* What is asked: Please reproduce every line below verbatim, with no changes.

* Layout dataset entries:
----------

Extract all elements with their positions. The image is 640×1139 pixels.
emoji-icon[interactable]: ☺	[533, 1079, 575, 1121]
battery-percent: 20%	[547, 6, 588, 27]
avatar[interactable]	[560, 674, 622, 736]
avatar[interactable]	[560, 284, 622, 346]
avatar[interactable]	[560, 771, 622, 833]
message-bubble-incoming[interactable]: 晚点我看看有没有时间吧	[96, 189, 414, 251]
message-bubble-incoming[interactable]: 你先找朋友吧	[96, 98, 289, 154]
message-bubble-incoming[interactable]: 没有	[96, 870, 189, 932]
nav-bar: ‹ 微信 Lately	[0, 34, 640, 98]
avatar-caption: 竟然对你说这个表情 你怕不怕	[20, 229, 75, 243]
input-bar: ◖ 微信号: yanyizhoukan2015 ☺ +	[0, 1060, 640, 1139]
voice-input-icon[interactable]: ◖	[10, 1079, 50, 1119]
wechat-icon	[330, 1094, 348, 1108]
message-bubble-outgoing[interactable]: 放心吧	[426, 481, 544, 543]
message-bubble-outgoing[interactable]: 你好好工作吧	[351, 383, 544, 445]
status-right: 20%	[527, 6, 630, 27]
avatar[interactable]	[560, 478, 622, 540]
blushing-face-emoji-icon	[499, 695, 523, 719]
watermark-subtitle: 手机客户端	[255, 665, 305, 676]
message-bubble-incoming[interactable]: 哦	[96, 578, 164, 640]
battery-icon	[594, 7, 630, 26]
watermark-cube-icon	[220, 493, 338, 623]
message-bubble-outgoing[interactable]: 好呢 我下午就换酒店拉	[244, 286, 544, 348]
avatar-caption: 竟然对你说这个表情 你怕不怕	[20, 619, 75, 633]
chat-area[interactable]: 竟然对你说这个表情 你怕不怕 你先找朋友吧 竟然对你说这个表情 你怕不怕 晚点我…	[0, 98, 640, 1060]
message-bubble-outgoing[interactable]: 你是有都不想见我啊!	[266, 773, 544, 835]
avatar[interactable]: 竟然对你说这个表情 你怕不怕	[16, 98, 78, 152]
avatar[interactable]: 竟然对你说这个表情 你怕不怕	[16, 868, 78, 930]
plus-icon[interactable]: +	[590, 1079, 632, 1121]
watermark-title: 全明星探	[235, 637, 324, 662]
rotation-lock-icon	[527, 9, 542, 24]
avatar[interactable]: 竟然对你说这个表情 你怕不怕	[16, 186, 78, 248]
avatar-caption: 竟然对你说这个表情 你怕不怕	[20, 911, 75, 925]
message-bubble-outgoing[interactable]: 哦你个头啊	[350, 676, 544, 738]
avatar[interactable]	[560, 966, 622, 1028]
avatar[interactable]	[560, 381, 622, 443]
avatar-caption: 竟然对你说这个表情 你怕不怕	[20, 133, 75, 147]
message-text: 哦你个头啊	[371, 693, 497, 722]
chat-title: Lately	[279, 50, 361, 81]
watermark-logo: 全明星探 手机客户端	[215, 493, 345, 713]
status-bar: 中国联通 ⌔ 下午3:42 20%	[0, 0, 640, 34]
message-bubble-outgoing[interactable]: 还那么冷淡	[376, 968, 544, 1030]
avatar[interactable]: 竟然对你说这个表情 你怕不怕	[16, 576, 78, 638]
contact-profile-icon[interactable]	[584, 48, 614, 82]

----------

* Expected output:
Extract all elements with their positions. The image is 640×1139 pixels.
emoji-icon[interactable]: ☺	[533, 1079, 575, 1121]
battery-percent: 20%	[547, 6, 588, 27]
avatar[interactable]	[560, 674, 622, 736]
avatar[interactable]	[560, 284, 622, 346]
avatar[interactable]	[560, 771, 622, 833]
message-bubble-incoming[interactable]: 晚点我看看有没有时间吧	[96, 189, 414, 251]
message-bubble-incoming[interactable]: 你先找朋友吧	[96, 98, 289, 154]
message-bubble-incoming[interactable]: 没有	[96, 870, 189, 932]
nav-bar: ‹ 微信 Lately	[0, 34, 640, 98]
avatar-caption: 竟然对你说这个表情 你怕不怕	[20, 229, 75, 243]
input-bar: ◖ 微信号: yanyizhoukan2015 ☺ +	[0, 1060, 640, 1139]
voice-input-icon[interactable]: ◖	[10, 1079, 50, 1119]
wechat-icon	[330, 1094, 348, 1108]
message-bubble-outgoing[interactable]: 放心吧	[426, 481, 544, 543]
message-bubble-outgoing[interactable]: 你好好工作吧	[351, 383, 544, 445]
status-right: 20%	[527, 6, 630, 27]
avatar[interactable]	[560, 478, 622, 540]
blushing-face-emoji-icon	[499, 695, 523, 719]
watermark-subtitle: 手机客户端	[255, 665, 305, 676]
message-bubble-incoming[interactable]: 哦	[96, 578, 164, 640]
battery-icon	[594, 7, 630, 26]
watermark-cube-icon	[220, 493, 338, 623]
message-bubble-outgoing[interactable]: 好呢 我下午就换酒店拉	[244, 286, 544, 348]
avatar-caption: 竟然对你说这个表情 你怕不怕	[20, 619, 75, 633]
chat-area[interactable]: 竟然对你说这个表情 你怕不怕 你先找朋友吧 竟然对你说这个表情 你怕不怕 晚点我…	[0, 98, 640, 1060]
message-bubble-outgoing[interactable]: 你是有都不想见我啊!	[266, 773, 544, 835]
avatar[interactable]: 竟然对你说这个表情 你怕不怕	[16, 98, 78, 152]
avatar[interactable]: 竟然对你说这个表情 你怕不怕	[16, 868, 78, 930]
plus-icon[interactable]: +	[590, 1079, 632, 1121]
watermark-title: 全明星探	[235, 637, 324, 662]
rotation-lock-icon	[527, 9, 542, 24]
avatar[interactable]: 竟然对你说这个表情 你怕不怕	[16, 186, 78, 248]
avatar-caption: 竟然对你说这个表情 你怕不怕	[20, 911, 75, 925]
message-bubble-outgoing[interactable]: 哦你个头啊	[350, 676, 544, 738]
avatar[interactable]	[560, 966, 622, 1028]
avatar[interactable]	[560, 381, 622, 443]
avatar-caption: 竟然对你说这个表情 你怕不怕	[20, 133, 75, 147]
message-text: 哦你个头啊	[371, 693, 497, 722]
chat-title: Lately	[279, 50, 361, 81]
watermark-logo: 全明星探 手机客户端	[215, 493, 345, 713]
status-bar: 中国联通 ⌔ 下午3:42 20%	[0, 0, 640, 34]
message-bubble-outgoing[interactable]: 还那么冷淡	[376, 968, 544, 1030]
avatar[interactable]: 竟然对你说这个表情 你怕不怕	[16, 576, 78, 638]
contact-profile-icon[interactable]	[584, 48, 614, 82]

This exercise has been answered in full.